[begin Information given]

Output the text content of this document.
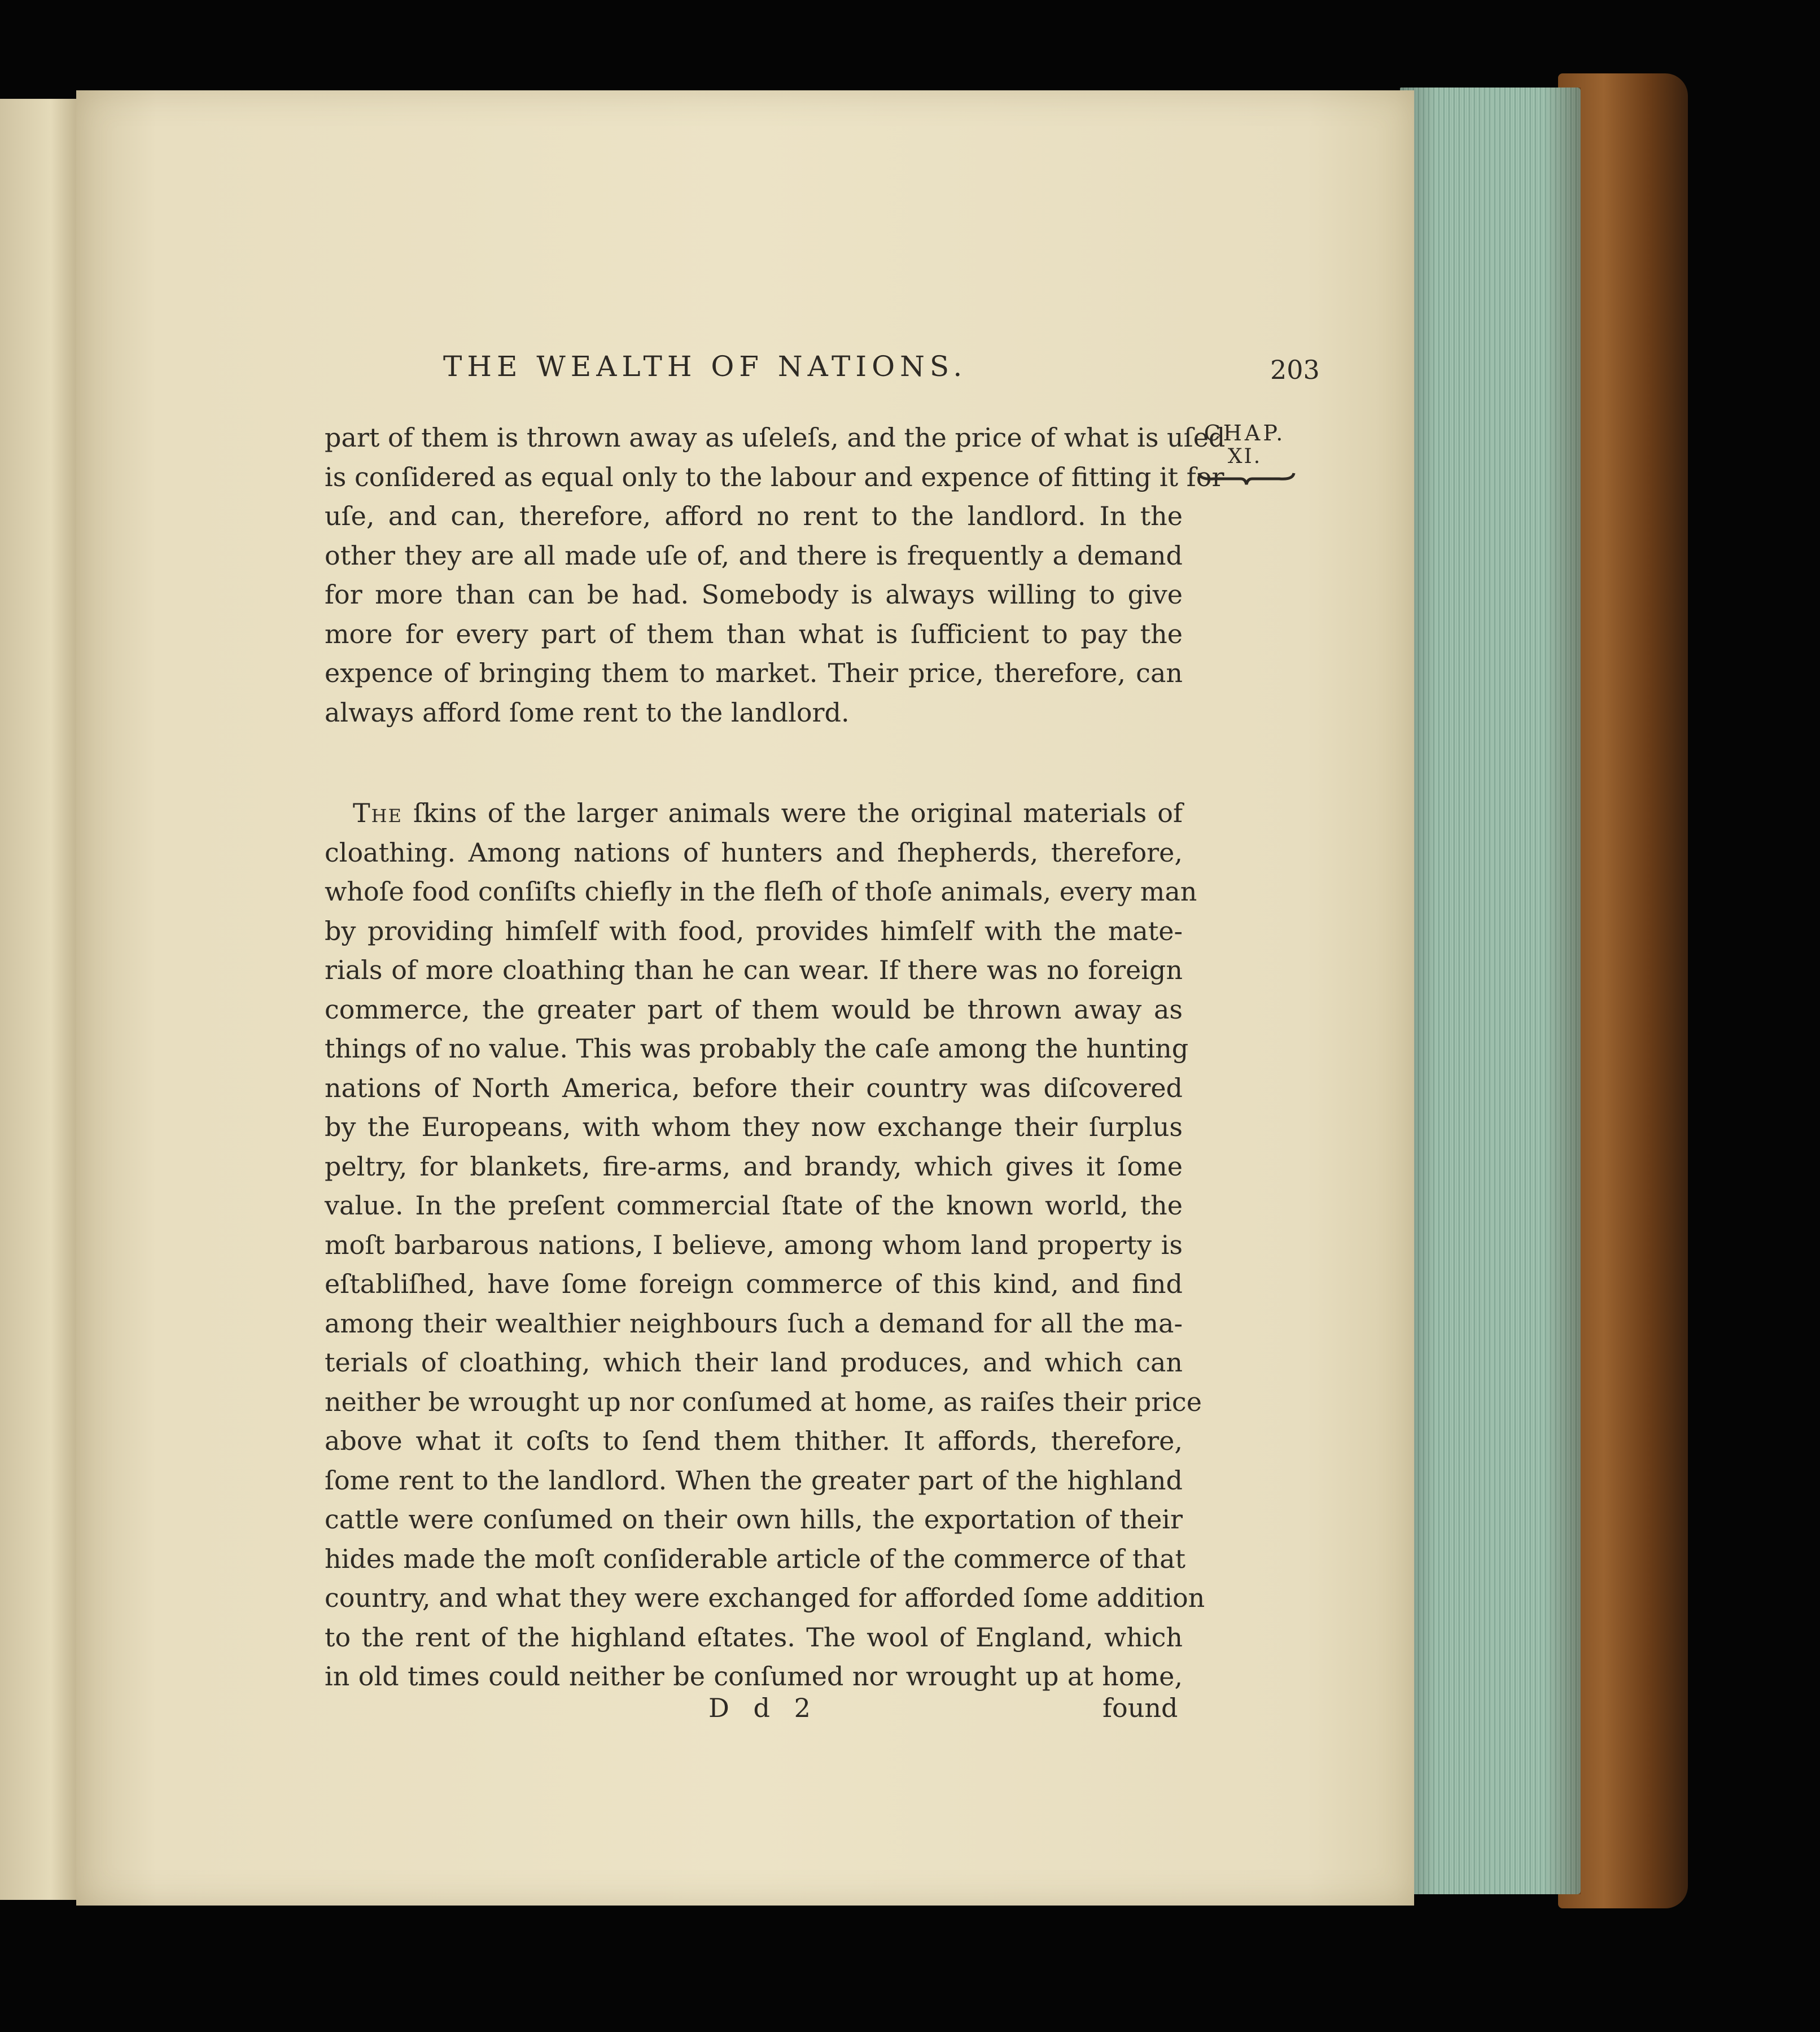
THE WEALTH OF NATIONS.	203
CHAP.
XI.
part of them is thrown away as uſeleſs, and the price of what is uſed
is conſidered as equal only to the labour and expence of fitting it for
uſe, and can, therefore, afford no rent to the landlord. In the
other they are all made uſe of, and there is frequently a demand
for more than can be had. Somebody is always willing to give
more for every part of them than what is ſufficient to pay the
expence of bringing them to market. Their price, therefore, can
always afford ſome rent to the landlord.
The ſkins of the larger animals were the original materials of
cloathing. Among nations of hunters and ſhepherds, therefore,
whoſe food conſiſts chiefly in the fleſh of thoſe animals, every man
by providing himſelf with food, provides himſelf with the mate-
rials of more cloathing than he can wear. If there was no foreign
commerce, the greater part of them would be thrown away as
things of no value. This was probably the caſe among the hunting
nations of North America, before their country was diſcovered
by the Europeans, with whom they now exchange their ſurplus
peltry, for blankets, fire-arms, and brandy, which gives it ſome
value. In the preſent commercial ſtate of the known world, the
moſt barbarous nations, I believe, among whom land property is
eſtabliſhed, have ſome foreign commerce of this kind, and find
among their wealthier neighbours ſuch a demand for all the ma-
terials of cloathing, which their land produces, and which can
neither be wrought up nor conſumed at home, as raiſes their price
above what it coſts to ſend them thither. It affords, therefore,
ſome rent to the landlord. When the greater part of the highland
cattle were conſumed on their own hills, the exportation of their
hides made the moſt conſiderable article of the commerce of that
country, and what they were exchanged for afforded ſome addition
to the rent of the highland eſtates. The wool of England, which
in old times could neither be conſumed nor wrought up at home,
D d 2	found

[end Information given]

▶ [Exercise prompt]: Looking at the entries above, how many lines contain the word "thrown"? Answer with the number alone.

▶ [Solved exercise]: 2